#### Input material
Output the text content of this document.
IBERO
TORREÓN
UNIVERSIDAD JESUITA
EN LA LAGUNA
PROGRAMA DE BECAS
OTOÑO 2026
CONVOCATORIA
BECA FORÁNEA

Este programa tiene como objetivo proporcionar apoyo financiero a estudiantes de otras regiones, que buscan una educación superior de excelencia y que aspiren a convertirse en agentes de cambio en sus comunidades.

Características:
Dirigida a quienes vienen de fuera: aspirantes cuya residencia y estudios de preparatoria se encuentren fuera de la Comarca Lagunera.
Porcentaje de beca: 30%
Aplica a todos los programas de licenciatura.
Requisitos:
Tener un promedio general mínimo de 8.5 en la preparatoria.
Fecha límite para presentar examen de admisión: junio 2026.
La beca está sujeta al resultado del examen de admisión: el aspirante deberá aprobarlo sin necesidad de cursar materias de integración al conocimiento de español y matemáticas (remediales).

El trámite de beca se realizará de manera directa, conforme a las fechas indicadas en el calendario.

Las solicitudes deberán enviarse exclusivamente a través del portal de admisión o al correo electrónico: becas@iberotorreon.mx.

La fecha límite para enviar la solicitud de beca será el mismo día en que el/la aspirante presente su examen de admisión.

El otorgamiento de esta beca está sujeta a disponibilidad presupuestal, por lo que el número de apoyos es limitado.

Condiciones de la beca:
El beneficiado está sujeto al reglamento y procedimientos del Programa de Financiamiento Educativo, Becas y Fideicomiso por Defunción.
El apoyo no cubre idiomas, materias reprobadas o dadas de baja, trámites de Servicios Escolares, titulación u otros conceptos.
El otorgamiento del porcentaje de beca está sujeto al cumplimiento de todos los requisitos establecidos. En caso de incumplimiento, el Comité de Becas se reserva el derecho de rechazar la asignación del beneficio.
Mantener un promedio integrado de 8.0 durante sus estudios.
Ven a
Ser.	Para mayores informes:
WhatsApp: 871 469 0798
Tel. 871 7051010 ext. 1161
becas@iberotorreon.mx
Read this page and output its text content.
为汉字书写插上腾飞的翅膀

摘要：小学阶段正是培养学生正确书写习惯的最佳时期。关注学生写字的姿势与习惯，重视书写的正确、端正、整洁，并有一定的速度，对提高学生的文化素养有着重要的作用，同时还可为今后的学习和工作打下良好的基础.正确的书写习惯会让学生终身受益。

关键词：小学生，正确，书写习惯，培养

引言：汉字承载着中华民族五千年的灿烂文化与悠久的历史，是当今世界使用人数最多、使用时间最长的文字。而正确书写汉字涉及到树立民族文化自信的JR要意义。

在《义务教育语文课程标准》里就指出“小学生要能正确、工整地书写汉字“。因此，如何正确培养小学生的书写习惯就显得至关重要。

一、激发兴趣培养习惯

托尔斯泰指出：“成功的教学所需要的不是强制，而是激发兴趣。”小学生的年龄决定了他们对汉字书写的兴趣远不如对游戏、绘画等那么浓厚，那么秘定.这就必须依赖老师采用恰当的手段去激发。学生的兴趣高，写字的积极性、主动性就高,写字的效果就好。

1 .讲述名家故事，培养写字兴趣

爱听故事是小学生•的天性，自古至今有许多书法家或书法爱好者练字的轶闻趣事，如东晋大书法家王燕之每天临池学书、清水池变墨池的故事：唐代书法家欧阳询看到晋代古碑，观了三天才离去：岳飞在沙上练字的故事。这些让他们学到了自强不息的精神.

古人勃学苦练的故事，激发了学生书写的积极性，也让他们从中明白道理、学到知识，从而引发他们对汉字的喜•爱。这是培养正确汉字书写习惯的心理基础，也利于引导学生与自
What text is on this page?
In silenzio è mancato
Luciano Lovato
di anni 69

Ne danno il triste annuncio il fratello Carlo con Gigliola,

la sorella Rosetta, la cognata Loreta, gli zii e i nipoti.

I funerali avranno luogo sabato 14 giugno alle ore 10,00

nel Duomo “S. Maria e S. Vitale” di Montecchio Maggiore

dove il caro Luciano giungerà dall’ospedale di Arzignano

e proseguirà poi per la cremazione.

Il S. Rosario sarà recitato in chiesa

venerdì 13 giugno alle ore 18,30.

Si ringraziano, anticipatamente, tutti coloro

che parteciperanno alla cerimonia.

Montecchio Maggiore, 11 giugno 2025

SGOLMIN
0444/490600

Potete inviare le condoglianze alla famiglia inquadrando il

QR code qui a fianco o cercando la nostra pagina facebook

#### What this task involves
Transcribe the records above exactly as they appear.

#### Task solution
Output the text content of this document.
IBERO
TORREÓN
UNIVERSIDAD JESUITA
EN LA LAGUNA
PROGRAMA DE BECAS
OTOÑO 2026
CONVOCATORIA
BECA FORÁNEA

Este programa tiene como objetivo proporcionar apoyo financiero a estudiantes de otras regiones, que buscan una educación superior de excelencia y que aspiren a convertirse en agentes de cambio en sus comunidades.

Características:
Dirigida a quienes vienen de fuera: aspirantes cuya residencia y estudios de preparatoria se encuentren fuera de la Comarca Lagunera.
Porcentaje de beca: 30%
Aplica a todos los programas de licenciatura.
Requisitos:
Tener un promedio general mínimo de 8.5 en la preparatoria.
Fecha límite para presentar examen de admisión: junio 2026.
La beca está sujeta al resultado del examen de admisión: el aspirante deberá aprobarlo sin necesidad de cursar materias de integración al conocimiento de español y matemáticas (remediales).

El trámite de beca se realizará de manera directa, conforme a las fechas indicadas en el calendario.

Las solicitudes deberán enviarse exclusivamente a través del portal de admisión o al correo electrónico: becas@iberotorreon.mx.

La fecha límite para enviar la solicitud de beca será el mismo día en que el/la aspirante presente su examen de admisión.

El otorgamiento de esta beca está sujeta a disponibilidad presupuestal, por lo que el número de apoyos es limitado.

Condiciones de la beca:
El beneficiado está sujeto al reglamento y procedimientos del Programa de Financiamiento Educativo, Becas y Fideicomiso por Defunción.
El apoyo no cubre idiomas, materias reprobadas o dadas de baja, trámites de Servicios Escolares, titulación u otros conceptos.
El otorgamiento del porcentaje de beca está sujeto al cumplimiento de todos los requisitos establecidos. En caso de incumplimiento, el Comité de Becas se reserva el derecho de rechazar la asignación del beneficio.
Mantener un promedio integrado de 8.0 durante sus estudios.
Ven a
Ser.	Para mayores informes:
WhatsApp: 871 469 0798
Tel. 871 7051010 ext. 1161
becas@iberotorreon.mx
Read this page and output its text content.
为汉字书写插上腾飞的翅膀

摘要：小学阶段正是培养学生正确书写习惯的最佳时期。关注学生写字的姿势与习惯，重视书写的正确、端正、整洁，并有一定的速度，对提高学生的文化素养有着重要的作用，同时还可为今后的学习和工作打下良好的基础.正确的书写习惯会让学生终身受益。

关键词：小学生，正确，书写习惯，培养

引言：汉字承载着中华民族五千年的灿烂文化与悠久的历史，是当今世界使用人数最多、使用时间最长的文字。而正确书写汉字涉及到树立民族文化自信的JR要意义。

在《义务教育语文课程标准》里就指出“小学生要能正确、工整地书写汉字“。因此，如何正确培养小学生的书写习惯就显得至关重要。

一、激发兴趣培养习惯

托尔斯泰指出：“成功的教学所需要的不是强制，而是激发兴趣。”小学生的年龄决定了他们对汉字书写的兴趣远不如对游戏、绘画等那么浓厚，那么秘定.这就必须依赖老师采用恰当的手段去激发。学生的兴趣高，写字的积极性、主动性就高,写字的效果就好。

1 .讲述名家故事，培养写字兴趣

爱听故事是小学生•的天性，自古至今有许多书法家或书法爱好者练字的轶闻趣事，如东晋大书法家王燕之每天临池学书、清水池变墨池的故事：唐代书法家欧阳询看到晋代古碑，观了三天才离去：岳飞在沙上练字的故事。这些让他们学到了自强不息的精神.

古人勃学苦练的故事，激发了学生书写的积极性，也让他们从中明白道理、学到知识，从而引发他们对汉字的喜•爱。这是培养正确汉字书写习惯的心理基础，也利于引导学生与自
What text is on this page?
In silenzio è mancato
Luciano Lovato
di anni 69

Ne danno il triste annuncio il fratello Carlo con Gigliola,

la sorella Rosetta, la cognata Loreta, gli zii e i nipoti.

I funerali avranno luogo sabato 14 giugno alle ore 10,00

nel Duomo “S. Maria e S. Vitale” di Montecchio Maggiore

dove il caro Luciano giungerà dall’ospedale di Arzignano

e proseguirà poi per la cremazione.

Il S. Rosario sarà recitato in chiesa

venerdì 13 giugno alle ore 18,30.

Si ringraziano, anticipatamente, tutti coloro

che parteciperanno alla cerimonia.

Montecchio Maggiore, 11 giugno 2025

SGOLMIN
0444/490600

Potete inviare le condoglianze alla famiglia inquadrando il

QR code qui a fianco o cercando la nostra pagina facebook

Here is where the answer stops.